— TASK —
Rewrite the entries from the line containing "y-tick-label: 11.2 bbox=[49, 891, 77, 906]" down to the line containing "legend-label-sub: SSP bbox=[738, 234, 755, 244]", both included, as a numbered list with blank lines left out.

>> START DATA FOR THE TASK

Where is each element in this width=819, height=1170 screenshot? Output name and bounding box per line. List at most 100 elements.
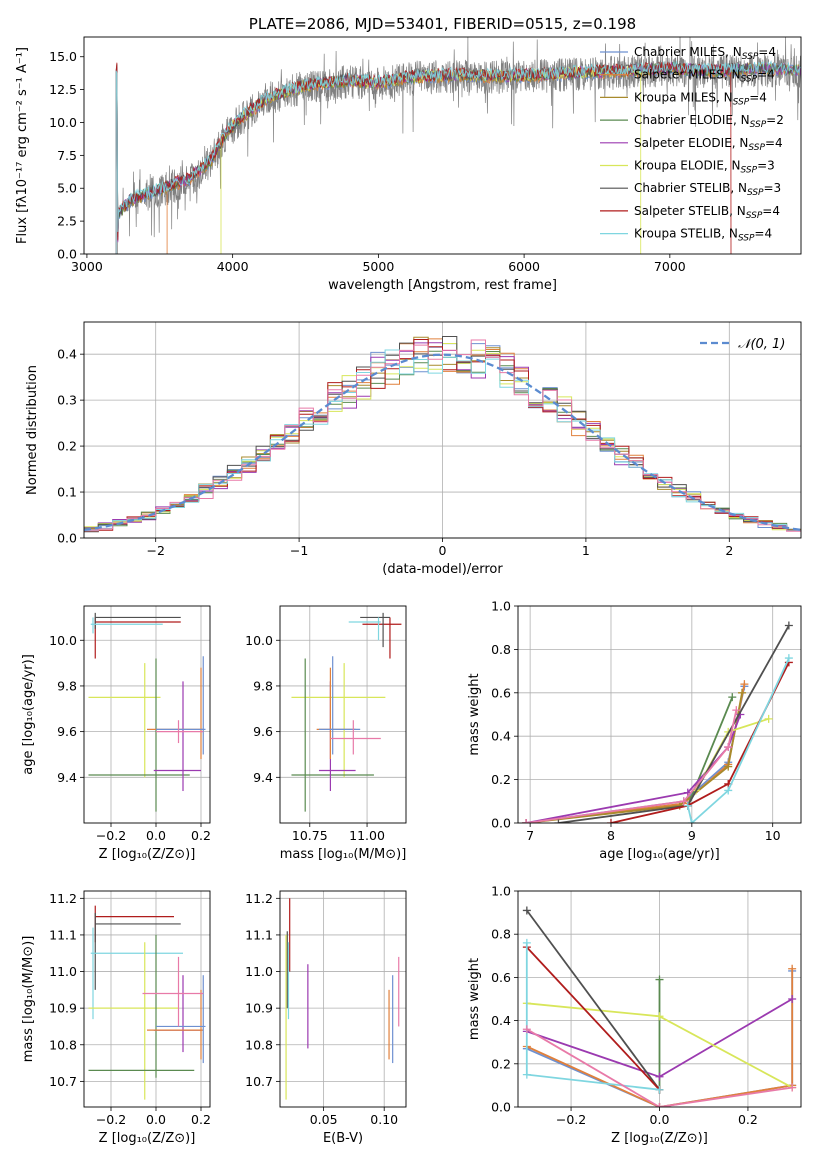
y-tick-label: 11.2 bbox=[49, 891, 77, 906]
x-tick-label: −0.2 bbox=[556, 1112, 586, 1127]
x-tick-label: −2 bbox=[146, 543, 164, 558]
weight-marker bbox=[655, 1103, 664, 1107]
y-tick-label: 9.8 bbox=[57, 678, 77, 693]
y-tick-label: 0.6 bbox=[491, 685, 511, 700]
y-tick-label: 0.0 bbox=[491, 816, 511, 831]
x-axis-label: (data-model)/error bbox=[382, 562, 503, 577]
x-tick-label: −0.2 bbox=[96, 828, 126, 843]
error-bars bbox=[88, 612, 206, 812]
legend-label: Chabrier ELODIE, NSSP=2 bbox=[634, 113, 784, 130]
weight-marker bbox=[788, 964, 797, 973]
y-tick-label: 10.7 bbox=[49, 1074, 77, 1089]
legend-label-sub: SSP bbox=[738, 234, 755, 244]
y-tick-label: 10.9 bbox=[49, 1001, 77, 1016]
histogram-6 bbox=[84, 336, 801, 533]
legend-label: Salpeter ELODIE, NSSP=4 bbox=[634, 136, 783, 153]
x-axis-label: E(B-V) bbox=[323, 1131, 363, 1146]
weight-marker bbox=[737, 688, 746, 697]
y-tick-label: 0.1 bbox=[57, 485, 77, 500]
weight-lines bbox=[522, 906, 797, 1107]
weight-marker bbox=[655, 1012, 664, 1021]
legend-label: Kroupa ELODIE, NSSP=3 bbox=[634, 159, 775, 176]
axes-frame bbox=[517, 605, 802, 824]
x-axis-label: Z [log₁₀(Z/Z⊙)] bbox=[99, 847, 196, 862]
weight-marker bbox=[788, 1083, 797, 1092]
x-tick-label: 1 bbox=[582, 543, 590, 558]
y-axis-label: mass weight bbox=[467, 673, 482, 755]
legend-label: Chabrier MILES, NSSP=4 bbox=[634, 45, 776, 62]
legend-label: Salpeter MILES, NSSP=4 bbox=[634, 68, 775, 85]
model-spectrum-8 bbox=[115, 60, 801, 254]
axes-frame bbox=[83, 605, 211, 824]
x-tick-label: 8 bbox=[607, 828, 615, 843]
x-tick-label: 0.2 bbox=[738, 1112, 758, 1127]
y-tick-label: 10.7 bbox=[245, 1074, 273, 1089]
weight-marker bbox=[687, 819, 696, 823]
legend-label-sub: SSP bbox=[742, 52, 759, 62]
weight-marker bbox=[655, 975, 664, 984]
x-tick-label: 11.00 bbox=[349, 828, 385, 843]
x-tick-label: 0.05 bbox=[310, 1112, 338, 1127]
legend-label-suffix: =4 bbox=[765, 136, 783, 150]
legend-label-text: Chabrier MILES, N bbox=[634, 45, 742, 59]
legend-label: Salpeter STELIB, NSSP=4 bbox=[634, 204, 780, 221]
gaussian-curve bbox=[84, 353, 801, 532]
weight-marker bbox=[724, 786, 733, 795]
weight-series-8 bbox=[686, 657, 790, 823]
legend-label: Kroupa STELIB, NSSP=4 bbox=[634, 227, 772, 244]
model-spectrum-3 bbox=[115, 61, 801, 254]
legend-label-sub: SSP bbox=[748, 143, 765, 153]
x-tick-label: 7000 bbox=[654, 259, 686, 274]
y-tick-label: 0.0 bbox=[491, 1100, 511, 1115]
x-tick-label: 0 bbox=[439, 543, 447, 558]
legend-label-suffix: =3 bbox=[764, 181, 782, 195]
weight-series-1 bbox=[526, 968, 794, 1107]
y-tick-label: 0.4 bbox=[57, 347, 77, 362]
weight-series-6 bbox=[526, 946, 661, 1091]
x-tick-label: 0.0 bbox=[650, 1112, 670, 1127]
legend-label-sub: SSP bbox=[741, 166, 758, 176]
chart-title: PLATE=2086, MJD=53401, FIBERID=0515, z=0… bbox=[249, 15, 636, 33]
axes-frame bbox=[83, 321, 802, 539]
x-tick-label: 0.2 bbox=[191, 1112, 211, 1127]
y-tick-label: 9.8 bbox=[253, 678, 273, 693]
x-tick-label: 6000 bbox=[508, 259, 540, 274]
y-tick-label: 9.4 bbox=[57, 770, 77, 785]
y-tick-label: 11.0 bbox=[49, 964, 77, 979]
legend-label-text: Kroupa STELIB, N bbox=[634, 227, 738, 241]
error-bars bbox=[88, 905, 206, 1100]
x-axis-label: Z [log₁₀(Z/Z⊙)] bbox=[611, 1131, 708, 1146]
y-tick-label: 11.1 bbox=[245, 927, 273, 942]
legend-label-text: Kroupa MILES, N bbox=[634, 90, 733, 104]
y-tick-label: 10.0 bbox=[49, 115, 77, 130]
axes-frame bbox=[83, 890, 211, 1108]
x-tick-label: 0.0 bbox=[146, 828, 166, 843]
y-tick-label: 11.0 bbox=[245, 964, 273, 979]
legend-label-suffix: =4 bbox=[757, 68, 775, 82]
weight-series-9 bbox=[525, 710, 738, 823]
y-tick-label: 10.9 bbox=[245, 1001, 273, 1016]
weight-marker bbox=[740, 680, 749, 689]
y-tick-label: 15.0 bbox=[49, 49, 77, 64]
legend-label-text: Salpeter ELODIE, N bbox=[634, 136, 748, 150]
axes-frame bbox=[83, 36, 802, 255]
y-axis-label: Normed distribution bbox=[25, 365, 40, 495]
y-tick-label: 0.8 bbox=[491, 927, 511, 942]
y-tick-label: 11.2 bbox=[245, 891, 273, 906]
y-tick-label: 0.3 bbox=[57, 393, 77, 408]
y-tick-label: 0.4 bbox=[491, 729, 511, 744]
legend-label-sub: SSP bbox=[750, 120, 767, 130]
x-tick-label: 0.10 bbox=[370, 1112, 398, 1127]
legend-label-suffix: =4 bbox=[758, 45, 776, 59]
y-tick-label: 0.8 bbox=[491, 642, 511, 657]
x-axis-label: Z [log₁₀(Z/Z⊙)] bbox=[99, 1131, 196, 1146]
weight-marker bbox=[522, 1025, 531, 1034]
weight-series-7 bbox=[610, 661, 790, 823]
y-tick-label: 0.2 bbox=[57, 439, 77, 454]
weight-marker bbox=[522, 819, 531, 823]
x-tick-label: 10 bbox=[765, 828, 781, 843]
x-tick-label: 3000 bbox=[71, 259, 103, 274]
histograms bbox=[84, 336, 801, 533]
legend-label-sub: SSP bbox=[747, 188, 764, 198]
x-tick-label: 7 bbox=[526, 828, 534, 843]
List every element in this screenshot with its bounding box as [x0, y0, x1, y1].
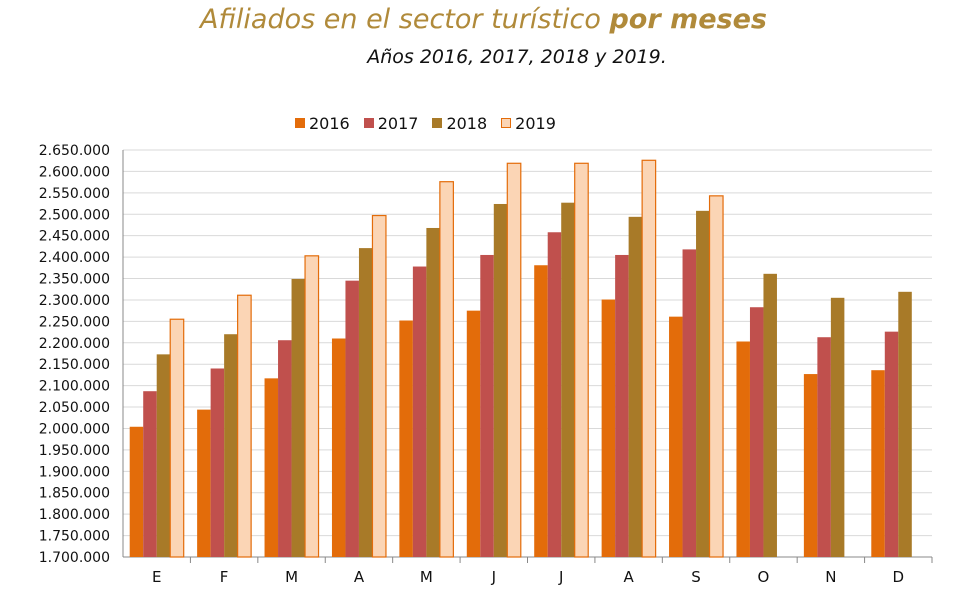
- x-tick-label: A: [623, 568, 634, 586]
- bar-2016-9: [736, 341, 750, 557]
- legend-label: 2016: [309, 113, 350, 133]
- x-tick-label: J: [491, 568, 496, 586]
- x-tick-label: M: [285, 568, 298, 586]
- bar-2018-7: [628, 216, 643, 557]
- bar-2016-1: [197, 409, 211, 557]
- legend-item-2018: 2018: [432, 114, 487, 133]
- bar-2016-0: [129, 426, 144, 557]
- x-tick-label: A: [354, 568, 365, 586]
- bar-2018-11: [898, 291, 912, 557]
- y-tick-label: 2.050.000: [39, 400, 110, 416]
- y-tick-label: 2.100.000: [39, 379, 110, 395]
- bar-2017-0: [143, 391, 157, 557]
- bar-2019-2: [304, 255, 320, 558]
- bar-2019-0: [169, 318, 185, 558]
- bar-2019-1: [237, 294, 252, 558]
- bar-2019-3: [371, 214, 387, 558]
- x-tick-label: N: [825, 568, 836, 586]
- legend-label: 2017: [377, 113, 419, 133]
- y-tick-label: 2.150.000: [39, 357, 110, 373]
- y-tick-label: 2.550.000: [39, 186, 110, 202]
- bar-2017-4: [412, 266, 427, 557]
- y-tick-label: 2.600.000: [39, 164, 110, 180]
- bar-2017-5: [480, 254, 494, 557]
- y-tick-label: 2.350.000: [39, 272, 110, 288]
- bar-2016-2: [264, 378, 279, 557]
- y-tick-label: 2.500.000: [39, 207, 110, 223]
- y-tick-label: 1.950.000: [39, 443, 110, 459]
- bar-2019-4: [439, 181, 454, 558]
- bar-2016-3: [331, 338, 346, 557]
- bar-2017-2: [278, 340, 292, 557]
- bar-2018-4: [426, 227, 440, 557]
- bar-2019-7: [641, 159, 657, 558]
- x-tick-label: F: [220, 568, 229, 586]
- bar-2016-10: [803, 374, 818, 557]
- y-tick-label: 1.900.000: [39, 464, 110, 480]
- y-tick-label: 1.700.000: [39, 550, 110, 566]
- legend-item-2019: 2019: [501, 114, 556, 133]
- bar-2018-0: [156, 354, 171, 557]
- y-tick-label: 1.850.000: [39, 486, 110, 502]
- y-tick-label: 2.300.000: [39, 293, 110, 309]
- y-tick-label: 1.750.000: [39, 529, 110, 545]
- bar-2018-6: [561, 202, 575, 557]
- y-tick-label: 1.800.000: [39, 507, 110, 523]
- bar-2019-6: [574, 162, 589, 558]
- bar-2017-1: [210, 368, 225, 557]
- legend-swatch: [363, 118, 374, 128]
- bar-2017-10: [817, 337, 831, 557]
- bar-2017-7: [615, 254, 629, 557]
- bar-2016-4: [399, 320, 413, 557]
- legend-swatch: [432, 118, 443, 128]
- bar-2019-8: [708, 195, 724, 558]
- bar-2017-8: [682, 249, 697, 557]
- chart-title: Afiliados en el sector turístico por mes…: [0, 4, 967, 35]
- x-tick-label: J: [558, 568, 563, 586]
- bar-2018-8: [696, 210, 710, 557]
- y-tick-label: 2.200.000: [39, 336, 110, 352]
- y-tick-label: 2.250.000: [39, 314, 110, 330]
- chart-subtitle: Años 2016, 2017, 2018 y 2019.: [367, 46, 667, 68]
- bar-2017-6: [547, 232, 562, 557]
- y-tick-label: 2.000.000: [39, 421, 110, 437]
- bar-2016-5: [466, 310, 481, 557]
- x-tick-label: M: [420, 568, 433, 586]
- y-tick-label: 2.450.000: [39, 229, 110, 245]
- bar-2016-11: [871, 370, 885, 557]
- bar-2018-3: [358, 248, 373, 558]
- y-tick-label: 2.400.000: [39, 250, 110, 266]
- legend-swatch: [501, 118, 512, 128]
- legend-label: 2019: [515, 113, 556, 133]
- x-tick-label: D: [893, 568, 905, 586]
- bar-2018-2: [291, 278, 306, 557]
- chart-title-main: Afiliados en el sector turístico: [200, 4, 610, 35]
- bar-2018-5: [493, 203, 508, 557]
- legend-label: 2018: [446, 113, 488, 133]
- legend-swatch: [295, 118, 305, 128]
- bar-2018-10: [830, 297, 845, 557]
- chart-legend: 2016 2017 2018 2019: [295, 113, 570, 133]
- bar-2017-9: [749, 307, 764, 557]
- x-tick-label: O: [758, 568, 770, 586]
- bar-2017-11: [884, 331, 899, 557]
- chart-title-bold: por meses: [609, 4, 767, 35]
- bar-2017-3: [345, 280, 359, 557]
- x-tick-label: S: [691, 568, 701, 586]
- bar-2018-9: [763, 273, 777, 557]
- bar-2016-6: [534, 265, 548, 557]
- bar-2018-1: [224, 334, 238, 557]
- legend-item-2017: 2017: [363, 113, 419, 133]
- x-tick-label: E: [152, 568, 161, 586]
- y-tick-label: 2.650.000: [39, 143, 110, 159]
- bar-2016-8: [669, 316, 683, 557]
- legend-item-2016: 2016: [295, 114, 350, 133]
- bar-2016-7: [601, 299, 616, 557]
- bar-2019-5: [506, 162, 522, 558]
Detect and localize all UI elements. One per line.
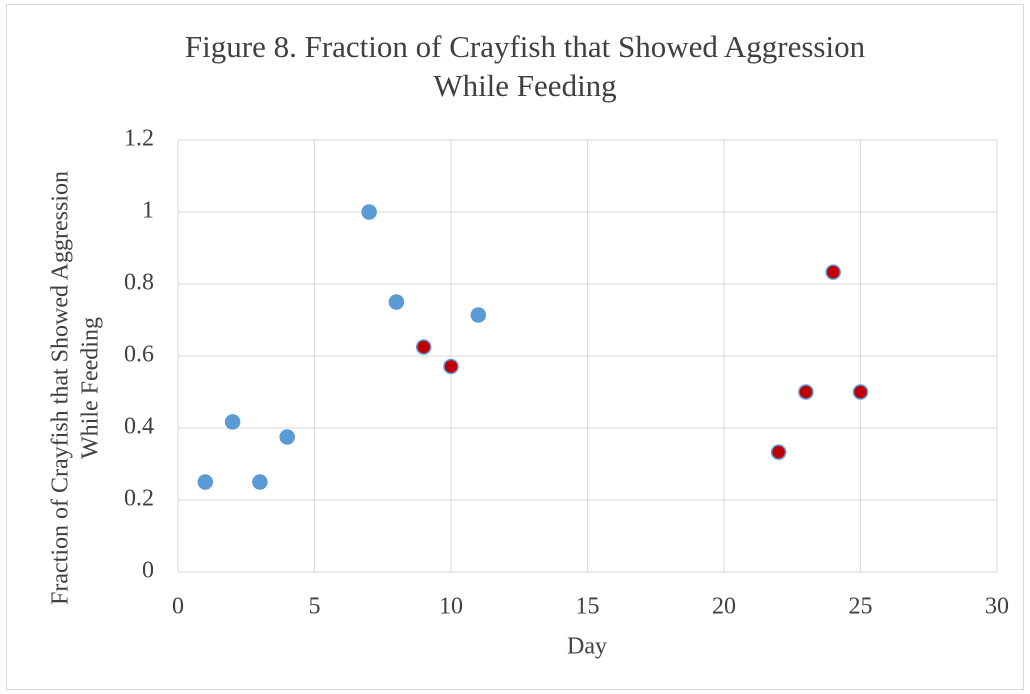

>> END DATA FOR THE TASK

— RESULT —
1. y-tick-label: 11.2 bbox=[49, 891, 77, 906]
2. x-tick-label: −0.2 bbox=[556, 1112, 586, 1127]
3. x-tick-label: −2 bbox=[146, 543, 164, 558]
4. weight-marker bbox=[655, 1103, 664, 1107]
5. y-tick-label: 9.8 bbox=[57, 678, 77, 693]
6. y-tick-label: 0.6 bbox=[491, 685, 511, 700]
7. y-tick-label: 0.0 bbox=[491, 816, 511, 831]
8. x-axis-label: (data-model)/error bbox=[382, 562, 503, 577]
9. x-tick-label: −0.2 bbox=[96, 828, 126, 843]
10. error-bars bbox=[88, 612, 206, 812]
11. legend-label: Chabrier ELODIE, NSSP=2 bbox=[634, 113, 784, 130]
12. weight-marker bbox=[788, 964, 797, 973]
13. y-tick-label: 10.7 bbox=[49, 1074, 77, 1089]
14. legend-label-sub: SSP bbox=[738, 234, 755, 244]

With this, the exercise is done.